### What is required
Reproduce each line exactly.

--- Start Supplied records ---

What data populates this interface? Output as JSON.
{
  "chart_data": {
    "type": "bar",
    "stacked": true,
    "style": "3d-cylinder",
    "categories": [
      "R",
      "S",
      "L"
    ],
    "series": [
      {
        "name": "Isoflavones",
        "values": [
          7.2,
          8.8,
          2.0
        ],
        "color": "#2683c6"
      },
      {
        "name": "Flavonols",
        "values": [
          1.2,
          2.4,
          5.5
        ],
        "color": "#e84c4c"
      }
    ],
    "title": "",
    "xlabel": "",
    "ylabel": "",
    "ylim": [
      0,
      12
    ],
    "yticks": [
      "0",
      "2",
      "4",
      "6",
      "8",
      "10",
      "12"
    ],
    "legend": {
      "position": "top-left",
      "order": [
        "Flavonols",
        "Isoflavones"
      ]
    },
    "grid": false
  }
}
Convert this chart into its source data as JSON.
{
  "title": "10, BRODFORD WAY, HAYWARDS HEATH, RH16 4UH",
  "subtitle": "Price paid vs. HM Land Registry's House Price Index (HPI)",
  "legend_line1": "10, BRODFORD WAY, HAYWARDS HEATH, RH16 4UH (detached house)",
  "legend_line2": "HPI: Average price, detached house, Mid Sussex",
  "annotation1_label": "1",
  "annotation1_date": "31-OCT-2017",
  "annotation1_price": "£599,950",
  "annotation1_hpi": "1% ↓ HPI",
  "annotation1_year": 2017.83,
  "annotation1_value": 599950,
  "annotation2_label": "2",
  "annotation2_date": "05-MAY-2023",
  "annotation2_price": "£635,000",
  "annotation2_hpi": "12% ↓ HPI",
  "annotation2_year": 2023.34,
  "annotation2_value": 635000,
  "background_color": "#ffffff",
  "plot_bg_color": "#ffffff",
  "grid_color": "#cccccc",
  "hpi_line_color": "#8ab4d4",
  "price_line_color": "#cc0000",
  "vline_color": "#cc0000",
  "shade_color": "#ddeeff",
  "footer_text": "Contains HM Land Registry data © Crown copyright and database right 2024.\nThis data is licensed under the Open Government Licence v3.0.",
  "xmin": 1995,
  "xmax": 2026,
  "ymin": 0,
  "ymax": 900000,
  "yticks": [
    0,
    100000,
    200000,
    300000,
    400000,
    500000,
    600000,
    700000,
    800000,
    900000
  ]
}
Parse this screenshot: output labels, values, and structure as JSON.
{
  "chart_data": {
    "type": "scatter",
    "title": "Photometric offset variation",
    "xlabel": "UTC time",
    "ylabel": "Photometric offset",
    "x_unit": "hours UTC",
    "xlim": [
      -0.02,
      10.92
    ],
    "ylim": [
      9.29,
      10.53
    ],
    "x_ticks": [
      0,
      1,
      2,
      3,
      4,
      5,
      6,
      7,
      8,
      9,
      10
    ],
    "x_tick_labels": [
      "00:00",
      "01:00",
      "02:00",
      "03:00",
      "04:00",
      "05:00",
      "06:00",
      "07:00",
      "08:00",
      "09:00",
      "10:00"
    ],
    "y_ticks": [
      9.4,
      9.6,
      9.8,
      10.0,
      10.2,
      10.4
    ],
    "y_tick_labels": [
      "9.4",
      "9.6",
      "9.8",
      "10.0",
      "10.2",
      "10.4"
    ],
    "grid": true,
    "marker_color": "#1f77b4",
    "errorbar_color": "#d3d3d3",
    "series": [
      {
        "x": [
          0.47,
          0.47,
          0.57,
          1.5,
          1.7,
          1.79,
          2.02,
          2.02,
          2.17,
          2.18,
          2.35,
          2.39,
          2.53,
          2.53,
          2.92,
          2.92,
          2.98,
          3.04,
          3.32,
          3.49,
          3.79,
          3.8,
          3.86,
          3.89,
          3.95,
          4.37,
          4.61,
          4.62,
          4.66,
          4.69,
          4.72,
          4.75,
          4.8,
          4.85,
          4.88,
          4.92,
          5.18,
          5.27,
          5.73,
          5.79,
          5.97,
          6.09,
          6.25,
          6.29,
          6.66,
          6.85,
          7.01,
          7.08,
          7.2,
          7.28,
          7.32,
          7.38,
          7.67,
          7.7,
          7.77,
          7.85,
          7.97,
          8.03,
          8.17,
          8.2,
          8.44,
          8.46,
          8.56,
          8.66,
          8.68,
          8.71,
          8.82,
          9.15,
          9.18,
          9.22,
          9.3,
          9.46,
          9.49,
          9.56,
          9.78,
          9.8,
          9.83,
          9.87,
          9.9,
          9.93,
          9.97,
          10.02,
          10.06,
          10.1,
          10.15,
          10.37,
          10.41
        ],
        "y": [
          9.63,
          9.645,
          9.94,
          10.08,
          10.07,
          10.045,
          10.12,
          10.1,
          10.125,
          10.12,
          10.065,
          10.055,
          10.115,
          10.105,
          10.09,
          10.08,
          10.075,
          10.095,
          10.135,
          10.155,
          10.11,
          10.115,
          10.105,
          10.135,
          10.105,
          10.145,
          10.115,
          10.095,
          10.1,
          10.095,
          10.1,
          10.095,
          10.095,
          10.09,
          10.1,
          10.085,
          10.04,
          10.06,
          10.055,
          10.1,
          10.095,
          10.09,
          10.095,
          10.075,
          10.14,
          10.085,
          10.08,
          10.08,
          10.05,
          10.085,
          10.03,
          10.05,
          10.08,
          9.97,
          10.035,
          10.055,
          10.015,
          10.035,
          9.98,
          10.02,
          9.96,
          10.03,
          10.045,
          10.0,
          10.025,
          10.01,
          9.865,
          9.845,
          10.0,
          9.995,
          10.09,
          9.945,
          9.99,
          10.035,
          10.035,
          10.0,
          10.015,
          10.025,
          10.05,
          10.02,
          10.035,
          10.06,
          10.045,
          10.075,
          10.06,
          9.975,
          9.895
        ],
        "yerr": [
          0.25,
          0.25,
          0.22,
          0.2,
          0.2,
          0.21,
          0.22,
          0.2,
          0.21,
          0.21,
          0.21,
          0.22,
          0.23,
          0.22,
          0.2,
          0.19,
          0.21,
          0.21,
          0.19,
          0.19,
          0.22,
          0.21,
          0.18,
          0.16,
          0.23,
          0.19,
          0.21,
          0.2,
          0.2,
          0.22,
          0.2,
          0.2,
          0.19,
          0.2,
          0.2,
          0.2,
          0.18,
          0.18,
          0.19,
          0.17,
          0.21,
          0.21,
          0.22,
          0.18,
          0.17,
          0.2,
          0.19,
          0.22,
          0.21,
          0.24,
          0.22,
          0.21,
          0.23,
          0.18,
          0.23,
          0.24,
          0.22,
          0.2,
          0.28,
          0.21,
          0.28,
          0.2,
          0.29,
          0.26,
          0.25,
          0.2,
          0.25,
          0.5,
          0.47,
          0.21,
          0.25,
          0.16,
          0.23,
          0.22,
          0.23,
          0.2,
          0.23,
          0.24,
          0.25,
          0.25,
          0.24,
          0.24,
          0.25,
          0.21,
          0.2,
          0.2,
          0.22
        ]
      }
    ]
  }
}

--- End Supplied records ---

### Right answer
What data populates this interface? Output as JSON.
{
  "chart_data": {
    "type": "bar",
    "stacked": true,
    "style": "3d-cylinder",
    "categories": [
      "R",
      "S",
      "L"
    ],
    "series": [
      {
        "name": "Isoflavones",
        "values": [
          7.2,
          8.8,
          2.0
        ],
        "color": "#2683c6"
      },
      {
        "name": "Flavonols",
        "values": [
          1.2,
          2.4,
          5.5
        ],
        "color": "#e84c4c"
      }
    ],
    "title": "",
    "xlabel": "",
    "ylabel": "",
    "ylim": [
      0,
      12
    ],
    "yticks": [
      "0",
      "2",
      "4",
      "6",
      "8",
      "10",
      "12"
    ],
    "legend": {
      "position": "top-left",
      "order": [
        "Flavonols",
        "Isoflavones"
      ]
    },
    "grid": false
  }
}
Convert this chart into its source data as JSON.
{
  "title": "10, BRODFORD WAY, HAYWARDS HEATH, RH16 4UH",
  "subtitle": "Price paid vs. HM Land Registry's House Price Index (HPI)",
  "legend_line1": "10, BRODFORD WAY, HAYWARDS HEATH, RH16 4UH (detached house)",
  "legend_line2": "HPI: Average price, detached house, Mid Sussex",
  "annotation1_label": "1",
  "annotation1_date": "31-OCT-2017",
  "annotation1_price": "£599,950",
  "annotation1_hpi": "1% ↓ HPI",
  "annotation1_year": 2017.83,
  "annotation1_value": 599950,
  "annotation2_label": "2",
  "annotation2_date": "05-MAY-2023",
  "annotation2_price": "£635,000",
  "annotation2_hpi": "12% ↓ HPI",
  "annotation2_year": 2023.34,
  "annotation2_value": 635000,
  "background_color": "#ffffff",
  "plot_bg_color": "#ffffff",
  "grid_color": "#cccccc",
  "hpi_line_color": "#8ab4d4",
  "price_line_color": "#cc0000",
  "vline_color": "#cc0000",
  "shade_color": "#ddeeff",
  "footer_text": "Contains HM Land Registry data © Crown copyright and database right 2024.\nThis data is licensed under the Open Government Licence v3.0.",
  "xmin": 1995,
  "xmax": 2026,
  "ymin": 0,
  "ymax": 900000,
  "yticks": [
    0,
    100000,
    200000,
    300000,
    400000,
    500000,
    600000,
    700000,
    800000,
    900000
  ]
}
Parse this screenshot: output labels, values, and structure as JSON.
{
  "chart_data": {
    "type": "scatter",
    "title": "Photometric offset variation",
    "xlabel": "UTC time",
    "ylabel": "Photometric offset",
    "x_unit": "hours UTC",
    "xlim": [
      -0.02,
      10.92
    ],
    "ylim": [
      9.29,
      10.53
    ],
    "x_ticks": [
      0,
      1,
      2,
      3,
      4,
      5,
      6,
      7,
      8,
      9,
      10
    ],
    "x_tick_labels": [
      "00:00",
      "01:00",
      "02:00",
      "03:00",
      "04:00",
      "05:00",
      "06:00",
      "07:00",
      "08:00",
      "09:00",
      "10:00"
    ],
    "y_ticks": [
      9.4,
      9.6,
      9.8,
      10.0,
      10.2,
      10.4
    ],
    "y_tick_labels": [
      "9.4",
      "9.6",
      "9.8",
      "10.0",
      "10.2",
      "10.4"
    ],
    "grid": true,
    "marker_color": "#1f77b4",
    "errorbar_color": "#d3d3d3",
    "series": [
      {
        "x": [
          0.47,
          0.47,
          0.57,
          1.5,
          1.7,
          1.79,
          2.02,
          2.02,
          2.17,
          2.18,
          2.35,
          2.39,
          2.53,
          2.53,
          2.92,
          2.92,
          2.98,
          3.04,
          3.32,
          3.49,
          3.79,
          3.8,
          3.86,
          3.89,
          3.95,
          4.37,
          4.61,
          4.62,
          4.66,
          4.69,
          4.72,
          4.75,
          4.8,
          4.85,
          4.88,
          4.92,
          5.18,
          5.27,
          5.73,
          5.79,
          5.97,
          6.09,
          6.25,
          6.29,
          6.66,
          6.85,
          7.01,
          7.08,
          7.2,
          7.28,
          7.32,
          7.38,
          7.67,
          7.7,
          7.77,
          7.85,
          7.97,
          8.03,
          8.17,
          8.2,
          8.44,
          8.46,
          8.56,
          8.66,
          8.68,
          8.71,
          8.82,
          9.15,
          9.18,
          9.22,
          9.3,
          9.46,
          9.49,
          9.56,
          9.78,
          9.8,
          9.83,
          9.87,
          9.9,
          9.93,
          9.97,
          10.02,
          10.06,
          10.1,
          10.15,
          10.37,
          10.41
        ],
        "y": [
          9.63,
          9.645,
          9.94,
          10.08,
          10.07,
          10.045,
          10.12,
          10.1,
          10.125,
          10.12,
          10.065,
          10.055,
          10.115,
          10.105,
          10.09,
          10.08,
          10.075,
          10.095,
          10.135,
          10.155,
          10.11,
          10.115,
          10.105,
          10.135,
          10.105,
          10.145,
          10.115,
          10.095,
          10.1,
          10.095,
          10.1,
          10.095,
          10.095,
          10.09,
          10.1,
          10.085,
          10.04,
          10.06,
          10.055,
          10.1,
          10.095,
          10.09,
          10.095,
          10.075,
          10.14,
          10.085,
          10.08,
          10.08,
          10.05,
          10.085,
          10.03,
          10.05,
          10.08,
          9.97,
          10.035,
          10.055,
          10.015,
          10.035,
          9.98,
          10.02,
          9.96,
          10.03,
          10.045,
          10.0,
          10.025,
          10.01,
          9.865,
          9.845,
          10.0,
          9.995,
          10.09,
          9.945,
          9.99,
          10.035,
          10.035,
          10.0,
          10.015,
          10.025,
          10.05,
          10.02,
          10.035,
          10.06,
          10.045,
          10.075,
          10.06,
          9.975,
          9.895
        ],
        "yerr": [
          0.25,
          0.25,
          0.22,
          0.2,
          0.2,
          0.21,
          0.22,
          0.2,
          0.21,
          0.21,
          0.21,
          0.22,
          0.23,
          0.22,
          0.2,
          0.19,
          0.21,
          0.21,
          0.19,
          0.19,
          0.22,
          0.21,
          0.18,
          0.16,
          0.23,
          0.19,
          0.21,
          0.2,
          0.2,
          0.22,
          0.2,
          0.2,
          0.19,
          0.2,
          0.2,
          0.2,
          0.18,
          0.18,
          0.19,
          0.17,
          0.21,
          0.21,
          0.22,
          0.18,
          0.17,
          0.2,
          0.19,
          0.22,
          0.21,
          0.24,
          0.22,
          0.21,
          0.23,
          0.18,
          0.23,
          0.24,
          0.22,
          0.2,
          0.28,
          0.21,
          0.28,
          0.2,
          0.29,
          0.26,
          0.25,
          0.2,
          0.25,
          0.5,
          0.47,
          0.21,
          0.25,
          0.16,
          0.23,
          0.22,
          0.23,
          0.2,
          0.23,
          0.24,
          0.25,
          0.25,
          0.24,
          0.24,
          0.25,
          0.21,
          0.2,
          0.2,
          0.22
        ]
      }
    ]
  }
}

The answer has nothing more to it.